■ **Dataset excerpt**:

################

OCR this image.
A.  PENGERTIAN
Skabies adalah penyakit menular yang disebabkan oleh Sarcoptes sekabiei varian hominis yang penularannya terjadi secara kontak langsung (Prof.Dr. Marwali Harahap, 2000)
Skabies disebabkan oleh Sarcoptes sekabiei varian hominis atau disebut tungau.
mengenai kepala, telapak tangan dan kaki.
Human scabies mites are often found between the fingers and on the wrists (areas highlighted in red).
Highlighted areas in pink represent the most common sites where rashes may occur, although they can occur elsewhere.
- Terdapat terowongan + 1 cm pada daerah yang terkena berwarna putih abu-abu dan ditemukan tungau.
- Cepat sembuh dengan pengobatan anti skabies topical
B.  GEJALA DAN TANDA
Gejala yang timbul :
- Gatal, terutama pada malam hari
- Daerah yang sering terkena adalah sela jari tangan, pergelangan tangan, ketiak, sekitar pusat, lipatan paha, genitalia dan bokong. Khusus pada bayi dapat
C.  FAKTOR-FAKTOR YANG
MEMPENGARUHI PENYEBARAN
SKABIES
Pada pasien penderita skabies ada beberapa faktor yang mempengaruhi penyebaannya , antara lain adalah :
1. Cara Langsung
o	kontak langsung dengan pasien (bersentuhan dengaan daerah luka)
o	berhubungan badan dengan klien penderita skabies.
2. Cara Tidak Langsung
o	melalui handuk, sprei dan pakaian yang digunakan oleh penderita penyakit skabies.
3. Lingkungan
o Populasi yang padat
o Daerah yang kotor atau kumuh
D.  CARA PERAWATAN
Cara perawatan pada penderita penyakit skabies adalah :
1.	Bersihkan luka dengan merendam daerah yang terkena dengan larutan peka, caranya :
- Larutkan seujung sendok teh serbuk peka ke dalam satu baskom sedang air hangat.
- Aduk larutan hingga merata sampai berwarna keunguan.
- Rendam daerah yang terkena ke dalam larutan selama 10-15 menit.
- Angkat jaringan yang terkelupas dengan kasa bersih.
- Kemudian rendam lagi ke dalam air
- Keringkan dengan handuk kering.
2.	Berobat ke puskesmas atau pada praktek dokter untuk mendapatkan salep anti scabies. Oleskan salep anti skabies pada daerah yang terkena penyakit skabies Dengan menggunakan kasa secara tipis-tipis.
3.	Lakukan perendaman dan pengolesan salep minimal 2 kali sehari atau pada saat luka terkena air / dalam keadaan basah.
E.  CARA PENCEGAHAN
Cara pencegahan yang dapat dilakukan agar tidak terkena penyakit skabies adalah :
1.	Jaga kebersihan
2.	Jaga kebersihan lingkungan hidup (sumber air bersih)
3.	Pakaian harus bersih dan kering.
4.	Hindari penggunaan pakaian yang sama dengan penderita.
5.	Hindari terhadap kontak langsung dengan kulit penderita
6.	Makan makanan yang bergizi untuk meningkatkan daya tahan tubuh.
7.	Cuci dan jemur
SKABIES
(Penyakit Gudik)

################

Output all of the material, please, exactly as it stands.

■ **EXERCISE SOLUTION**:
OCR this image.
A.  PENGERTIAN
Skabies adalah penyakit menular yang disebabkan oleh Sarcoptes sekabiei varian hominis yang penularannya terjadi secara kontak langsung (Prof.Dr. Marwali Harahap, 2000)
Skabies disebabkan oleh Sarcoptes sekabiei varian hominis atau disebut tungau.
mengenai kepala, telapak tangan dan kaki.
Human scabies mites are often found between the fingers and on the wrists (areas highlighted in red).
Highlighted areas in pink represent the most common sites where rashes may occur, although they can occur elsewhere.
- Terdapat terowongan + 1 cm pada daerah yang terkena berwarna putih abu-abu dan ditemukan tungau.
- Cepat sembuh dengan pengobatan anti skabies topical
B.  GEJALA DAN TANDA
Gejala yang timbul :
- Gatal, terutama pada malam hari
- Daerah yang sering terkena adalah sela jari tangan, pergelangan tangan, ketiak, sekitar pusat, lipatan paha, genitalia dan bokong. Khusus pada bayi dapat
C.  FAKTOR-FAKTOR YANG
MEMPENGARUHI PENYEBARAN
SKABIES
Pada pasien penderita skabies ada beberapa faktor yang mempengaruhi penyebaannya , antara lain adalah :
1. Cara Langsung
o	kontak langsung dengan pasien (bersentuhan dengaan daerah luka)
o	berhubungan badan dengan klien penderita skabies.
2. Cara Tidak Langsung
o	melalui handuk, sprei dan pakaian yang digunakan oleh penderita penyakit skabies.
3. Lingkungan
o Populasi yang padat
o Daerah yang kotor atau kumuh
D.  CARA PERAWATAN
Cara perawatan pada penderita penyakit skabies adalah :
1.	Bersihkan luka dengan merendam daerah yang terkena dengan larutan peka, caranya :
- Larutkan seujung sendok teh serbuk peka ke dalam satu baskom sedang air hangat.
- Aduk larutan hingga merata sampai berwarna keunguan.
- Rendam daerah yang terkena ke dalam larutan selama 10-15 menit.
- Angkat jaringan yang terkelupas dengan kasa bersih.
- Kemudian rendam lagi ke dalam air
- Keringkan dengan handuk kering.
2.	Berobat ke puskesmas atau pada praktek dokter untuk mendapatkan salep anti scabies. Oleskan salep anti skabies pada daerah yang terkena penyakit skabies Dengan menggunakan kasa secara tipis-tipis.
3.	Lakukan perendaman dan pengolesan salep minimal 2 kali sehari atau pada saat luka terkena air / dalam keadaan basah.
E.  CARA PENCEGAHAN
Cara pencegahan yang dapat dilakukan agar tidak terkena penyakit skabies adalah :
1.	Jaga kebersihan
2.	Jaga kebersihan lingkungan hidup (sumber air bersih)
3.	Pakaian harus bersih dan kering.
4.	Hindari penggunaan pakaian yang sama dengan penderita.
5.	Hindari terhadap kontak langsung dengan kulit penderita
6.	Makan makanan yang bergizi untuk meningkatkan daya tahan tubuh.
7.	Cuci dan jemur
SKABIES
(Penyakit Gudik)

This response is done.